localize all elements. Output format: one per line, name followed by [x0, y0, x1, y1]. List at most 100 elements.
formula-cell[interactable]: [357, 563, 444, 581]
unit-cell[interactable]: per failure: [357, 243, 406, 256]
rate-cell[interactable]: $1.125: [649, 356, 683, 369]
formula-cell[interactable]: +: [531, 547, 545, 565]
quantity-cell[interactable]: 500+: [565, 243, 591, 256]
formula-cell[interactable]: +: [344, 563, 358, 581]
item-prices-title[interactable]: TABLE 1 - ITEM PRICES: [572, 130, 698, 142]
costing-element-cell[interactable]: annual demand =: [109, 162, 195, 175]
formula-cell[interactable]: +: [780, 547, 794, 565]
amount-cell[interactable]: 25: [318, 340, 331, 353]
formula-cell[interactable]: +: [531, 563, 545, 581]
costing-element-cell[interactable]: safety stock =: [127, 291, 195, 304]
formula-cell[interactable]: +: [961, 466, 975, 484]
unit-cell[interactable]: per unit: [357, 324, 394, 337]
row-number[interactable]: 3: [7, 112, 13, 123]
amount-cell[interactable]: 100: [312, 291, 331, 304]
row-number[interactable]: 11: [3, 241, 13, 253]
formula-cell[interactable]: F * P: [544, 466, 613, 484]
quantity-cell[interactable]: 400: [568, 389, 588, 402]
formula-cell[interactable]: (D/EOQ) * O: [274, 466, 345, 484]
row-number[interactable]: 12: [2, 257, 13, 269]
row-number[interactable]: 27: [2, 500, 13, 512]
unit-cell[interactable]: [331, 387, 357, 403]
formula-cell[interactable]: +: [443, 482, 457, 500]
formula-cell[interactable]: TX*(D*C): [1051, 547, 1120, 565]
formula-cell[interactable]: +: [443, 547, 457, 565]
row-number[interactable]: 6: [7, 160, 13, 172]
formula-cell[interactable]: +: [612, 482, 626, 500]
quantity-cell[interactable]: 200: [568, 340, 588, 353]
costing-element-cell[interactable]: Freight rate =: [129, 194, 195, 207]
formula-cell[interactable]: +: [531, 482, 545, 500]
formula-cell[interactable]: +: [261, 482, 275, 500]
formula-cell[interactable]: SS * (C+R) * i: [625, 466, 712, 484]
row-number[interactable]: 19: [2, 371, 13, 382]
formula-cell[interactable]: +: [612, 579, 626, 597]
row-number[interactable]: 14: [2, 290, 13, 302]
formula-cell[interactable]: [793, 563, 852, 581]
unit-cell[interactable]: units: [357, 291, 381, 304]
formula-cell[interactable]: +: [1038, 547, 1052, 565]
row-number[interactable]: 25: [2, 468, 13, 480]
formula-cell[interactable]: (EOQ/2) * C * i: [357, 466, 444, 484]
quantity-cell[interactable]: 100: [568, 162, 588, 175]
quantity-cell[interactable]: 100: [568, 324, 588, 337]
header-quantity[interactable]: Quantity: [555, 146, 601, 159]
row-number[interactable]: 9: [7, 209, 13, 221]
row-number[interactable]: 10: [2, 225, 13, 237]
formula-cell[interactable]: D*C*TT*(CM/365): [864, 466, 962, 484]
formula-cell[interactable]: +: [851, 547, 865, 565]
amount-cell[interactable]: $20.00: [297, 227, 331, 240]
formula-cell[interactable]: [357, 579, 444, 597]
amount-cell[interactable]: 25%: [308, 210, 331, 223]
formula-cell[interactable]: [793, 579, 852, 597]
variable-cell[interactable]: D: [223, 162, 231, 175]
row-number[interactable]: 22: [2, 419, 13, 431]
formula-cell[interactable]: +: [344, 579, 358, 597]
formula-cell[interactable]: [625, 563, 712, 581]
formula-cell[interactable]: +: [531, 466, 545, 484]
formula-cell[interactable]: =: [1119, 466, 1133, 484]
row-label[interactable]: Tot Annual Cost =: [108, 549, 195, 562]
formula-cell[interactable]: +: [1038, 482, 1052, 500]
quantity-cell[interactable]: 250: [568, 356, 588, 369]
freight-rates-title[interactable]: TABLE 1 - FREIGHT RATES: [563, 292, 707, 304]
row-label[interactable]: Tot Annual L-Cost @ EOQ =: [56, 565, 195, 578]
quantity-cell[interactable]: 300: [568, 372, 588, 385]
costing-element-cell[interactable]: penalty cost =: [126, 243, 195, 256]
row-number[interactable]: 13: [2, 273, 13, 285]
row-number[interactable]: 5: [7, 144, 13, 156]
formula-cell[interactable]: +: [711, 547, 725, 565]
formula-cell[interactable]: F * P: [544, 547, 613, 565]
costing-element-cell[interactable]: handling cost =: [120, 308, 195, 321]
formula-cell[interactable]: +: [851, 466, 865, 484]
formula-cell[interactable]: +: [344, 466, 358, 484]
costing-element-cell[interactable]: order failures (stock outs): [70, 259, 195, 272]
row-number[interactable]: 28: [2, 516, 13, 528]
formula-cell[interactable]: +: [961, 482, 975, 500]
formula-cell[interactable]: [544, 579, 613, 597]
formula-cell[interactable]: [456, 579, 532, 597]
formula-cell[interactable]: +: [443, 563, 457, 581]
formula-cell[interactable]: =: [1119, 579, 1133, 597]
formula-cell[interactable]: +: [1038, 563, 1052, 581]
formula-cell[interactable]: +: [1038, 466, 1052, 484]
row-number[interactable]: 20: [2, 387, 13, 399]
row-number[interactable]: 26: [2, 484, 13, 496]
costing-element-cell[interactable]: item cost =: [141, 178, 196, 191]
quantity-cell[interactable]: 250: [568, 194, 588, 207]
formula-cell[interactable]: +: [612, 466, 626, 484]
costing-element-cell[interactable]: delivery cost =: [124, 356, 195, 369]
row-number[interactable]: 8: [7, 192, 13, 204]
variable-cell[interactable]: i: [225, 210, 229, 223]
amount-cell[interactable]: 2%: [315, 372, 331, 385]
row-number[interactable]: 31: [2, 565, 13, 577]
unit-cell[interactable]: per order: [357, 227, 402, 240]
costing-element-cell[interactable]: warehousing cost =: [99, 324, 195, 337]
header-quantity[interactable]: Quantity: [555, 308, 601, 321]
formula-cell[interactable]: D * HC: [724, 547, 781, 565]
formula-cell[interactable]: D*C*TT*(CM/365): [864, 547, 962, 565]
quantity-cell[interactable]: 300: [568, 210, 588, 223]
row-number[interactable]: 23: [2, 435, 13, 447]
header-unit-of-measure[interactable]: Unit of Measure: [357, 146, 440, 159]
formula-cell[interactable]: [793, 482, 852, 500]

======

§ **EXERCISE GOAL**
Return each line of the data above verbatim, keeping the original order.

§ **WRITTEN SOLUTION**
localize all elements. Output format: one per line, name followed by [x0, y0, x1, y1]. List at most 100 elements.
formula-cell[interactable]: [357, 563, 444, 581]
unit-cell[interactable]: per failure: [357, 243, 406, 256]
rate-cell[interactable]: $1.125: [649, 356, 683, 369]
formula-cell[interactable]: +: [531, 547, 545, 565]
quantity-cell[interactable]: 500+: [565, 243, 591, 256]
formula-cell[interactable]: +: [344, 563, 358, 581]
item-prices-title[interactable]: TABLE 1 - ITEM PRICES: [572, 130, 698, 142]
costing-element-cell[interactable]: annual demand =: [109, 162, 195, 175]
formula-cell[interactable]: +: [780, 547, 794, 565]
amount-cell[interactable]: 25: [318, 340, 331, 353]
formula-cell[interactable]: +: [531, 563, 545, 581]
costing-element-cell[interactable]: safety stock =: [127, 291, 195, 304]
formula-cell[interactable]: +: [961, 466, 975, 484]
unit-cell[interactable]: per unit: [357, 324, 394, 337]
row-number[interactable]: 3: [7, 112, 13, 123]
amount-cell[interactable]: 100: [312, 291, 331, 304]
row-number[interactable]: 11: [3, 241, 13, 253]
formula-cell[interactable]: F * P: [544, 466, 613, 484]
quantity-cell[interactable]: 400: [568, 389, 588, 402]
formula-cell[interactable]: (D/EOQ) * O: [274, 466, 345, 484]
row-number[interactable]: 12: [2, 257, 13, 269]
row-number[interactable]: 27: [2, 500, 13, 512]
unit-cell[interactable]: [331, 387, 357, 403]
formula-cell[interactable]: +: [443, 482, 457, 500]
formula-cell[interactable]: TX*(D*C): [1051, 547, 1120, 565]
formula-cell[interactable]: +: [443, 547, 457, 565]
row-number[interactable]: 6: [7, 160, 13, 172]
formula-cell[interactable]: +: [612, 482, 626, 500]
quantity-cell[interactable]: 200: [568, 340, 588, 353]
costing-element-cell[interactable]: Freight rate =: [129, 194, 195, 207]
formula-cell[interactable]: +: [531, 482, 545, 500]
formula-cell[interactable]: +: [261, 482, 275, 500]
formula-cell[interactable]: SS * (C+R) * i: [625, 466, 712, 484]
row-number[interactable]: 19: [2, 371, 13, 382]
formula-cell[interactable]: +: [612, 579, 626, 597]
row-number[interactable]: 14: [2, 290, 13, 302]
formula-cell[interactable]: [793, 563, 852, 581]
unit-cell[interactable]: units: [357, 291, 381, 304]
formula-cell[interactable]: +: [1038, 547, 1052, 565]
row-number[interactable]: 25: [2, 468, 13, 480]
formula-cell[interactable]: (EOQ/2) * C * i: [357, 466, 444, 484]
quantity-cell[interactable]: 100: [568, 162, 588, 175]
quantity-cell[interactable]: 100: [568, 324, 588, 337]
header-quantity[interactable]: Quantity: [555, 146, 601, 159]
row-number[interactable]: 9: [7, 209, 13, 221]
row-number[interactable]: 10: [2, 225, 13, 237]
formula-cell[interactable]: D*C*TT*(CM/365): [864, 466, 962, 484]
formula-cell[interactable]: +: [851, 547, 865, 565]
amount-cell[interactable]: $20.00: [297, 227, 331, 240]
formula-cell[interactable]: [357, 579, 444, 597]
amount-cell[interactable]: 25%: [308, 210, 331, 223]
formula-cell[interactable]: [793, 579, 852, 597]
variable-cell[interactable]: D: [223, 162, 231, 175]
row-number[interactable]: 22: [2, 419, 13, 431]
formula-cell[interactable]: +: [344, 579, 358, 597]
formula-cell[interactable]: [625, 563, 712, 581]
formula-cell[interactable]: +: [531, 466, 545, 484]
formula-cell[interactable]: =: [1119, 466, 1133, 484]
row-label[interactable]: Tot Annual Cost =: [108, 549, 195, 562]
formula-cell[interactable]: +: [1038, 482, 1052, 500]
quantity-cell[interactable]: 250: [568, 356, 588, 369]
freight-rates-title[interactable]: TABLE 1 - FREIGHT RATES: [563, 292, 707, 304]
row-label[interactable]: Tot Annual L-Cost @ EOQ =: [56, 565, 195, 578]
quantity-cell[interactable]: 300: [568, 372, 588, 385]
costing-element-cell[interactable]: penalty cost =: [126, 243, 195, 256]
row-number[interactable]: 13: [2, 273, 13, 285]
row-number[interactable]: 5: [7, 144, 13, 156]
formula-cell[interactable]: +: [711, 547, 725, 565]
formula-cell[interactable]: F * P: [544, 547, 613, 565]
costing-element-cell[interactable]: handling cost =: [120, 308, 195, 321]
formula-cell[interactable]: +: [851, 466, 865, 484]
formula-cell[interactable]: +: [344, 466, 358, 484]
costing-element-cell[interactable]: order failures (stock outs): [70, 259, 195, 272]
row-number[interactable]: 28: [2, 516, 13, 528]
formula-cell[interactable]: +: [961, 482, 975, 500]
formula-cell[interactable]: [544, 579, 613, 597]
formula-cell[interactable]: [456, 579, 532, 597]
formula-cell[interactable]: +: [443, 563, 457, 581]
formula-cell[interactable]: =: [1119, 579, 1133, 597]
formula-cell[interactable]: +: [1038, 563, 1052, 581]
formula-cell[interactable]: +: [1038, 466, 1052, 484]
row-number[interactable]: 20: [2, 387, 13, 399]
row-number[interactable]: 26: [2, 484, 13, 496]
costing-element-cell[interactable]: item cost =: [141, 178, 196, 191]
quantity-cell[interactable]: 250: [568, 194, 588, 207]
formula-cell[interactable]: +: [612, 466, 626, 484]
costing-element-cell[interactable]: delivery cost =: [124, 356, 195, 369]
row-number[interactable]: 8: [7, 192, 13, 204]
variable-cell[interactable]: i: [225, 210, 229, 223]
amount-cell[interactable]: 2%: [315, 372, 331, 385]
row-number[interactable]: 31: [2, 565, 13, 577]
unit-cell[interactable]: per order: [357, 227, 402, 240]
costing-element-cell[interactable]: warehousing cost =: [99, 324, 195, 337]
header-quantity[interactable]: Quantity: [555, 308, 601, 321]
formula-cell[interactable]: D * HC: [724, 547, 781, 565]
formula-cell[interactable]: D*C*TT*(CM/365): [864, 547, 962, 565]
quantity-cell[interactable]: 300: [568, 210, 588, 223]
row-number[interactable]: 23: [2, 435, 13, 447]
header-unit-of-measure[interactable]: Unit of Measure: [357, 146, 440, 159]
formula-cell[interactable]: [793, 482, 852, 500]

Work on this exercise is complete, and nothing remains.